• **Brief**
What number of lines in the material contain the word "Here"? Give that number alone.

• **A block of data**
>> START
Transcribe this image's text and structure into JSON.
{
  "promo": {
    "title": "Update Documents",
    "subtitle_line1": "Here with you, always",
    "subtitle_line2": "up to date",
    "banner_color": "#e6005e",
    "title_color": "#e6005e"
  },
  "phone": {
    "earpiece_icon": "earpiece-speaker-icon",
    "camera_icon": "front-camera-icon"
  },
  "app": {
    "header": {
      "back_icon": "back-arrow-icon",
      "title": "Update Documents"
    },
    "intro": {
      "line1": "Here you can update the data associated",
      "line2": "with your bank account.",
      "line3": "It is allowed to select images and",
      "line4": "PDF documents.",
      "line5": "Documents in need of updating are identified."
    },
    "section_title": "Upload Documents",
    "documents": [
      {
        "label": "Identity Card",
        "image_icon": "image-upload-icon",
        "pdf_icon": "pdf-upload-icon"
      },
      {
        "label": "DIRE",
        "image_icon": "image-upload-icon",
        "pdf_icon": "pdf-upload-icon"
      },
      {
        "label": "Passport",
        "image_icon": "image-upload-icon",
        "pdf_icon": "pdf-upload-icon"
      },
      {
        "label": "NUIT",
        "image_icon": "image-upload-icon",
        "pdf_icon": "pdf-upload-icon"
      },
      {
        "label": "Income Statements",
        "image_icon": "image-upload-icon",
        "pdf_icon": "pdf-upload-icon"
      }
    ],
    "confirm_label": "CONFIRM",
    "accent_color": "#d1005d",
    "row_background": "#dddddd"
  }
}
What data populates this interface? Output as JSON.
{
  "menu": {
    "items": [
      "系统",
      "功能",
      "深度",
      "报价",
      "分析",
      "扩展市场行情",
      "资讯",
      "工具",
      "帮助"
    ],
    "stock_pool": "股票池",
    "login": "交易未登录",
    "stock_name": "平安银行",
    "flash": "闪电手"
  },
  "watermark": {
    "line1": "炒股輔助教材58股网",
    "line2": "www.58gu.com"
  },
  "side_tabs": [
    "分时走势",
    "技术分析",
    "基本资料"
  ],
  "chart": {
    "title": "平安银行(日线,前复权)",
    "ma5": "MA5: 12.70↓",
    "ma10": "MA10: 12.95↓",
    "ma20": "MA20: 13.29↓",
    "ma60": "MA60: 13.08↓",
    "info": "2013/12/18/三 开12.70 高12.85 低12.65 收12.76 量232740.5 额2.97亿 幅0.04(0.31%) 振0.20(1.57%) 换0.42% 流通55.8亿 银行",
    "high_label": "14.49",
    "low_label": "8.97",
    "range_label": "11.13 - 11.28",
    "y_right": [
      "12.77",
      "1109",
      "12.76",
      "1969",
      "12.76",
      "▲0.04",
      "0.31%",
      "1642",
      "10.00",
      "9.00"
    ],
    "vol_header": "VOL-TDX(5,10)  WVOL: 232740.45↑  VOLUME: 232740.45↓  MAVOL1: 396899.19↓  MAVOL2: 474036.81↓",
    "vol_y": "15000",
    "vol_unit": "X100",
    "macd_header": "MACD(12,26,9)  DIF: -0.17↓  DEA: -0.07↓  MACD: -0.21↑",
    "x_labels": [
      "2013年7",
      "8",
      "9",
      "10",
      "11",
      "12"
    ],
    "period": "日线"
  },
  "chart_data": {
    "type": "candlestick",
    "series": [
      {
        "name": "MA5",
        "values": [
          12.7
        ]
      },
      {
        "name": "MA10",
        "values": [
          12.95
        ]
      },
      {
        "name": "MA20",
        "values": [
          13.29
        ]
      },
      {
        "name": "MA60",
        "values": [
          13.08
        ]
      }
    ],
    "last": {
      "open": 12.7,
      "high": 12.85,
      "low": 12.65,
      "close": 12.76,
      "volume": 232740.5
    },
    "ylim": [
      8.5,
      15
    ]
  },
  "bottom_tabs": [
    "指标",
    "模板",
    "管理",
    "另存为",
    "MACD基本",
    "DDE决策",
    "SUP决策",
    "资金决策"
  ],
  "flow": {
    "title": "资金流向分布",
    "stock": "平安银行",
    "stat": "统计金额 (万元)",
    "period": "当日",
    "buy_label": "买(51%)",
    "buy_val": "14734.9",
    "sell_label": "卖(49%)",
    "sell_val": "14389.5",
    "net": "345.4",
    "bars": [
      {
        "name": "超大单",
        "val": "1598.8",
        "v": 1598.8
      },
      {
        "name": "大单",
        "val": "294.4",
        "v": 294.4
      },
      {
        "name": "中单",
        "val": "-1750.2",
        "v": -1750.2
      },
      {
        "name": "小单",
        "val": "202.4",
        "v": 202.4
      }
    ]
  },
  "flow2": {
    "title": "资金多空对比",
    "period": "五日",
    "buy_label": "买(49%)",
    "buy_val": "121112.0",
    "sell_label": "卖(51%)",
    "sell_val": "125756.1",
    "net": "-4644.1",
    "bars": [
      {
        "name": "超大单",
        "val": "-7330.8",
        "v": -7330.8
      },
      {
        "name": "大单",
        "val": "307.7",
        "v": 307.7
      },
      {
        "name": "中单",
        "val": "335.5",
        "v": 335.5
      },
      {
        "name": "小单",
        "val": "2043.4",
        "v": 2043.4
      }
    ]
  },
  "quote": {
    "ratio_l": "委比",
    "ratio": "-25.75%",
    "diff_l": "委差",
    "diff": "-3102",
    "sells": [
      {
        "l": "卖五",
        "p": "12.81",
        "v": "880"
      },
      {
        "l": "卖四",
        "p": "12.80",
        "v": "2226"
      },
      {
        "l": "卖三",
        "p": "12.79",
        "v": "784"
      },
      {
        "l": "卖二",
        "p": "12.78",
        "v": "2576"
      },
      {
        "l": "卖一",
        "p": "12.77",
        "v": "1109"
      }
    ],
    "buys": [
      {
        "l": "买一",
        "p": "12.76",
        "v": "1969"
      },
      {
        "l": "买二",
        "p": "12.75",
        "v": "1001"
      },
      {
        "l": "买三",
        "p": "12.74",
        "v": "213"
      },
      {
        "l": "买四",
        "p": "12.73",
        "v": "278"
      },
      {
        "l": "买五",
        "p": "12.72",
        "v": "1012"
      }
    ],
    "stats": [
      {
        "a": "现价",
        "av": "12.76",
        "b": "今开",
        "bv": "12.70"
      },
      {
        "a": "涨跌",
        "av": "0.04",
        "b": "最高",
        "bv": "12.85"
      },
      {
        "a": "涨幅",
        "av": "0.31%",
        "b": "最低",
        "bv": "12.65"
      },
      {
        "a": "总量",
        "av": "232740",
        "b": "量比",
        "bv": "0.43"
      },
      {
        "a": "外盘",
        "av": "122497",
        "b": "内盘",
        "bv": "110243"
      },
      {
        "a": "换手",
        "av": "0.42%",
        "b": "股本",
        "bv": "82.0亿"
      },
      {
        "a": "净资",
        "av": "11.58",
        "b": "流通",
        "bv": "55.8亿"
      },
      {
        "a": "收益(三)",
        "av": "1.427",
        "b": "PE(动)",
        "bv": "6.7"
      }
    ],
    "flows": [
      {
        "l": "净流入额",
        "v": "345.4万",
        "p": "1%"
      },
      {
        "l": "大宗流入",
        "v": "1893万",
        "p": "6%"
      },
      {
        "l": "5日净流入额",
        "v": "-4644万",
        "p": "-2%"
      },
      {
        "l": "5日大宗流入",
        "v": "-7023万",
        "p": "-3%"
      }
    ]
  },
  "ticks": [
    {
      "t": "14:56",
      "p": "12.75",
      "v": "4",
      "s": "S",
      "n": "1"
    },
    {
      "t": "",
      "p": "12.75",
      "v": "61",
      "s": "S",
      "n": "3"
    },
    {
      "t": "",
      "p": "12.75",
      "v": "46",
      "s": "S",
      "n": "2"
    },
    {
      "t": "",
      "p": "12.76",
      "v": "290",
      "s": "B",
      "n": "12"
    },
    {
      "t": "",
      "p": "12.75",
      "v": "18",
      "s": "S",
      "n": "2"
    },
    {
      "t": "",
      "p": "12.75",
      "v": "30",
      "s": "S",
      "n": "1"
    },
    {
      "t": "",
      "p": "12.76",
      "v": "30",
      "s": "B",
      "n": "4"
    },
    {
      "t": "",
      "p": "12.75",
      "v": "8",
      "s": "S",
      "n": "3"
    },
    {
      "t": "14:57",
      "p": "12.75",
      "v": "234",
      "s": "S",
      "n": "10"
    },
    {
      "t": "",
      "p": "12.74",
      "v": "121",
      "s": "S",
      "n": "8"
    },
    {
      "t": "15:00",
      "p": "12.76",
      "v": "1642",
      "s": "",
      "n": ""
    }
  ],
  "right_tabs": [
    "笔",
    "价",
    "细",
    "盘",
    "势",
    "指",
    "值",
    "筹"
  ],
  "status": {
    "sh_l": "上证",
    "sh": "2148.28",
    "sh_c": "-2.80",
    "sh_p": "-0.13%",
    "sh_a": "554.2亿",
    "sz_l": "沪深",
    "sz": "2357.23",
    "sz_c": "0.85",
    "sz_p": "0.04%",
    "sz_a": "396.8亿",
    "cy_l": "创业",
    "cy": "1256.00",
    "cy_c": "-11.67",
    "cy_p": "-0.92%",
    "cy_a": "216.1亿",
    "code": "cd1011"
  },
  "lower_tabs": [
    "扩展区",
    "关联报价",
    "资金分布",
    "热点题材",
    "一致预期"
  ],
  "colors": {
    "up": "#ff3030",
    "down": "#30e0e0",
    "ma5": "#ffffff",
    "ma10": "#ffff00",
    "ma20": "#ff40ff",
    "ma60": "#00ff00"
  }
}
>> END
• **Task response**
2